## [Available records]

+ + + + + + +

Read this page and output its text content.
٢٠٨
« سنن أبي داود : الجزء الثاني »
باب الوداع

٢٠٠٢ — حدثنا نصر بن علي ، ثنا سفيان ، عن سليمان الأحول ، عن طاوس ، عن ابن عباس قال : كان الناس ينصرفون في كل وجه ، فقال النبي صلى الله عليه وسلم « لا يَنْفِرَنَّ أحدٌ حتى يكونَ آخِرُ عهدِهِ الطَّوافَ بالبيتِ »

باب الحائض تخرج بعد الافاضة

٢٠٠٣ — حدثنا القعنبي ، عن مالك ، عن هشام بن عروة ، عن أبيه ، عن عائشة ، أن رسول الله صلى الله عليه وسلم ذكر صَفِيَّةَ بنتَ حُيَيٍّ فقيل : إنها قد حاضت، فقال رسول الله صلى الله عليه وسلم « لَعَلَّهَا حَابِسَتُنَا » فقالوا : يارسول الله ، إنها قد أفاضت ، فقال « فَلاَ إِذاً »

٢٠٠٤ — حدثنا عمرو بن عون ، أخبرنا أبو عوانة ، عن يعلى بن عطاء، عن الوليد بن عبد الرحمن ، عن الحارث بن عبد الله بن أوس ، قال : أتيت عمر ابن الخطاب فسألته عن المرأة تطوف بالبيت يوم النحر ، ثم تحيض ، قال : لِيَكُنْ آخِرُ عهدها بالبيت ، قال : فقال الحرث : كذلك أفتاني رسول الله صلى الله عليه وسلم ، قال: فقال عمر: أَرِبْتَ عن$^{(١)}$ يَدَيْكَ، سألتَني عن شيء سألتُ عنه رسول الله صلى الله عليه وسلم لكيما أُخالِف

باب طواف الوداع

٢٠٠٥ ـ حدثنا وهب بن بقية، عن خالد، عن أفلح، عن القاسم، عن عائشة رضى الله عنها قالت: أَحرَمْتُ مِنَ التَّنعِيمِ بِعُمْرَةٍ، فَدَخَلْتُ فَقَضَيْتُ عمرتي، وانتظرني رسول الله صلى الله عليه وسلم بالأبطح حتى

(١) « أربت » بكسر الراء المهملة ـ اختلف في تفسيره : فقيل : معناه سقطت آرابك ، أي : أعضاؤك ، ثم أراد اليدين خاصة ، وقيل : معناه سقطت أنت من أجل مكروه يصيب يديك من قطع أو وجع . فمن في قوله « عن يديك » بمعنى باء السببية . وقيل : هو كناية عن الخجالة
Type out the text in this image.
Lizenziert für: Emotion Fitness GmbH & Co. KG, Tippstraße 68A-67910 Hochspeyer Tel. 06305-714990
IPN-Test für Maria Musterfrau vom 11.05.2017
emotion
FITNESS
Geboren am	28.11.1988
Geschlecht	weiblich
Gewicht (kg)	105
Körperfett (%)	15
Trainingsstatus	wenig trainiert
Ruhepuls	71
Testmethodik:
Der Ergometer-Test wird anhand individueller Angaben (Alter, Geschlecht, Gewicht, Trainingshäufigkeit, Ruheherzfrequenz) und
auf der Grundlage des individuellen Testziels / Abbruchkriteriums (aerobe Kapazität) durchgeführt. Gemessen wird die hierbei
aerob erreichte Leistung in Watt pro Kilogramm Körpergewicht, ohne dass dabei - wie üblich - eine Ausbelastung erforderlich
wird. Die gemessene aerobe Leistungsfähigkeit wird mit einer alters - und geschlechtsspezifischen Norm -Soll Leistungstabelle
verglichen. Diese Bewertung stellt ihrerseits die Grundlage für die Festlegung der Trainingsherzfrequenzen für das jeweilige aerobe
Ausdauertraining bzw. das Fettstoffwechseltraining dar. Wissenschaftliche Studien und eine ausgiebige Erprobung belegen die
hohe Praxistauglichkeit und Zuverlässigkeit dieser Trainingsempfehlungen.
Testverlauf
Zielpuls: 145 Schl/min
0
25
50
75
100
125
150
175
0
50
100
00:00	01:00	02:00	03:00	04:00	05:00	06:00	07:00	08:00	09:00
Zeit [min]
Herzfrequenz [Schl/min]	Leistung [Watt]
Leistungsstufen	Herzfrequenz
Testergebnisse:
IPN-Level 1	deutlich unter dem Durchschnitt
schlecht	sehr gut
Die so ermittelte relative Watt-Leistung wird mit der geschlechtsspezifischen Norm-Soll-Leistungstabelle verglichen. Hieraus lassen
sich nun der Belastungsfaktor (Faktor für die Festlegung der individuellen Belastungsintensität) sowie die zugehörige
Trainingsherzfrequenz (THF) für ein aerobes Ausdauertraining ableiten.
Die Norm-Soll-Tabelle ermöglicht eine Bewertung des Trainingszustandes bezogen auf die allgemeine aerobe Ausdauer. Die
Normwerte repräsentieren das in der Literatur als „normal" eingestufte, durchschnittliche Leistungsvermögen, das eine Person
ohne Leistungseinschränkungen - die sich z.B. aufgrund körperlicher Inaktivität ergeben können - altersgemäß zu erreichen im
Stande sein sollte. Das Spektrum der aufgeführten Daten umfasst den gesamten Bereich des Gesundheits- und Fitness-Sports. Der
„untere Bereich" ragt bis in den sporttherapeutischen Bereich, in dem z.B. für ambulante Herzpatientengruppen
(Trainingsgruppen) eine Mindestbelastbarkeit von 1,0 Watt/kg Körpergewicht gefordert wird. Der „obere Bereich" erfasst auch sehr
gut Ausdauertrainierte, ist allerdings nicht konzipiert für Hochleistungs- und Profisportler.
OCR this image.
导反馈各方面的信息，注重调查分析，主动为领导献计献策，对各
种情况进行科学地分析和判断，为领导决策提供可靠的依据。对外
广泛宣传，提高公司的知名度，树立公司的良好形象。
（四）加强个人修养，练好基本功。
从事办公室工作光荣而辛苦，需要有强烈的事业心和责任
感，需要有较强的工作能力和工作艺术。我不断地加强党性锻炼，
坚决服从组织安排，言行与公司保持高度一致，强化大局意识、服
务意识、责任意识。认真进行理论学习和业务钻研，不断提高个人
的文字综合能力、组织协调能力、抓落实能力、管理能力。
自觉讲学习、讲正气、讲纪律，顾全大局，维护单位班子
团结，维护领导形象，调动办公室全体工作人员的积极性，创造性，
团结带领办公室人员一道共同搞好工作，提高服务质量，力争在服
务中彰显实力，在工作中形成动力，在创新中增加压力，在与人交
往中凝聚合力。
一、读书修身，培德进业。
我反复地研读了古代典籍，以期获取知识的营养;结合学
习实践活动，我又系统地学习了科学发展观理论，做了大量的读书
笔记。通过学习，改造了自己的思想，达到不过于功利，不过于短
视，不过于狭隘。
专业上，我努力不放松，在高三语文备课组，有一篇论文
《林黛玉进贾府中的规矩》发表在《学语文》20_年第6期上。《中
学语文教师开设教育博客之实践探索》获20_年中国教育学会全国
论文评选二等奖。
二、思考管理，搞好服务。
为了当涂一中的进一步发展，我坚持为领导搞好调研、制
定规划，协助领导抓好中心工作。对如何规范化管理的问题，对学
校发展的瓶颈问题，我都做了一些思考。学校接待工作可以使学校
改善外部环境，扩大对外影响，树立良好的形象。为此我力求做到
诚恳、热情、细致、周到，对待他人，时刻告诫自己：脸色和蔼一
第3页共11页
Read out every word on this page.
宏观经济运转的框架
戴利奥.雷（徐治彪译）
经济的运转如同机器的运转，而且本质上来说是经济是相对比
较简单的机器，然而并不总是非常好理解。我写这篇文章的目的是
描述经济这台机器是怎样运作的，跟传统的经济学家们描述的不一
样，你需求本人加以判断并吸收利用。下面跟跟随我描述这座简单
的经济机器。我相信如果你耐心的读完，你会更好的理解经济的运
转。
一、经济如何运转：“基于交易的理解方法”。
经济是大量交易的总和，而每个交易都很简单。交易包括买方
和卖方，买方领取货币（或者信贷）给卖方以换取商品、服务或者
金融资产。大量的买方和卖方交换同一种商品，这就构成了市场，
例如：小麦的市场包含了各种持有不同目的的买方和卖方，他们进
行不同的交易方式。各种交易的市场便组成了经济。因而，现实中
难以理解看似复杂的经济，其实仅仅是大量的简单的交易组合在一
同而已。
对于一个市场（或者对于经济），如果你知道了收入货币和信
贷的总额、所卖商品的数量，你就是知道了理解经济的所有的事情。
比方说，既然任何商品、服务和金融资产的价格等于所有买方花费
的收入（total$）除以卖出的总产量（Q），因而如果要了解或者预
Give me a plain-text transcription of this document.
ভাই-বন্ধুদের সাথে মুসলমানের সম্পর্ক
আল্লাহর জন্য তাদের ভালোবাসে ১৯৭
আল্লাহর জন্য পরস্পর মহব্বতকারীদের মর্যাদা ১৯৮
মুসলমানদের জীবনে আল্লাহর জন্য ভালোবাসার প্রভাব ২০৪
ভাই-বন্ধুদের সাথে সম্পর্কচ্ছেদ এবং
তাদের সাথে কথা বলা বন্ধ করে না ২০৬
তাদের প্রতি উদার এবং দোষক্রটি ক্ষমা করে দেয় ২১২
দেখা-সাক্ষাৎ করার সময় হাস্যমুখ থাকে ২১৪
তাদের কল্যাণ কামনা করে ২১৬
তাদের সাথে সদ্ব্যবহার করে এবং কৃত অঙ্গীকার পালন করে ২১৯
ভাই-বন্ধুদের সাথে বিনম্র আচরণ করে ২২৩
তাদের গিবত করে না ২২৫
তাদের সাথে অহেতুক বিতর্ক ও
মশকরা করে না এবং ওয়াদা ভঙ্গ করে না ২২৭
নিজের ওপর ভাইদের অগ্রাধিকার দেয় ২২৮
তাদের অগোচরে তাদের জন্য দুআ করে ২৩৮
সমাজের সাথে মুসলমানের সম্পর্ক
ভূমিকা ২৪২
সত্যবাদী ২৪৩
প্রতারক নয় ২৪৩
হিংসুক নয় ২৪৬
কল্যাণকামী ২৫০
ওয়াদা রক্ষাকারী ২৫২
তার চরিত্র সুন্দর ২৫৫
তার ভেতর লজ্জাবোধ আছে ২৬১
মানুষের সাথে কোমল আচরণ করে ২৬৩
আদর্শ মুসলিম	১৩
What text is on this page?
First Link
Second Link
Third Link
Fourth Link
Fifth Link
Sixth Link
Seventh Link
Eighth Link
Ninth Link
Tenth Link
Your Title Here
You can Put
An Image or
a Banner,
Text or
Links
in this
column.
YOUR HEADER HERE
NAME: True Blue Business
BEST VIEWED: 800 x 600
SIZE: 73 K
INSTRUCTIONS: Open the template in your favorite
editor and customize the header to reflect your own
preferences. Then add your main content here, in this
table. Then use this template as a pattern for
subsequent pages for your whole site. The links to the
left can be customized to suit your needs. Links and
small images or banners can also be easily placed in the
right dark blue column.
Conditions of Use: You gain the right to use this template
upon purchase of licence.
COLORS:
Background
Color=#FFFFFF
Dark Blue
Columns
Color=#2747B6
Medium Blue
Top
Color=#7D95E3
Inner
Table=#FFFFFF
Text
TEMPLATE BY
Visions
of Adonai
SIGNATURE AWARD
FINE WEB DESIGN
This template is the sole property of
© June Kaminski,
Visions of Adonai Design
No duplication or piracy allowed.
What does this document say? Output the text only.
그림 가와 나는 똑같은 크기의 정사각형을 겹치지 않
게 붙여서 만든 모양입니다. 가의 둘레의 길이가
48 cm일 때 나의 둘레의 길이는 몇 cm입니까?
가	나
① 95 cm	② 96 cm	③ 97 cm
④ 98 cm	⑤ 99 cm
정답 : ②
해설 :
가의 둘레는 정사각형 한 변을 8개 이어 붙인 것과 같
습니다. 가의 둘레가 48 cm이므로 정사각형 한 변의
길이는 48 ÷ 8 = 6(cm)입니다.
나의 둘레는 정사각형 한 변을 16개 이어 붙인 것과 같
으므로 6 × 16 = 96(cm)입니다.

+ + + + + + +

Reproduce each line holding the word "Then".

preferences. Then add your main content here, in this
table. Then use this template as a pattern for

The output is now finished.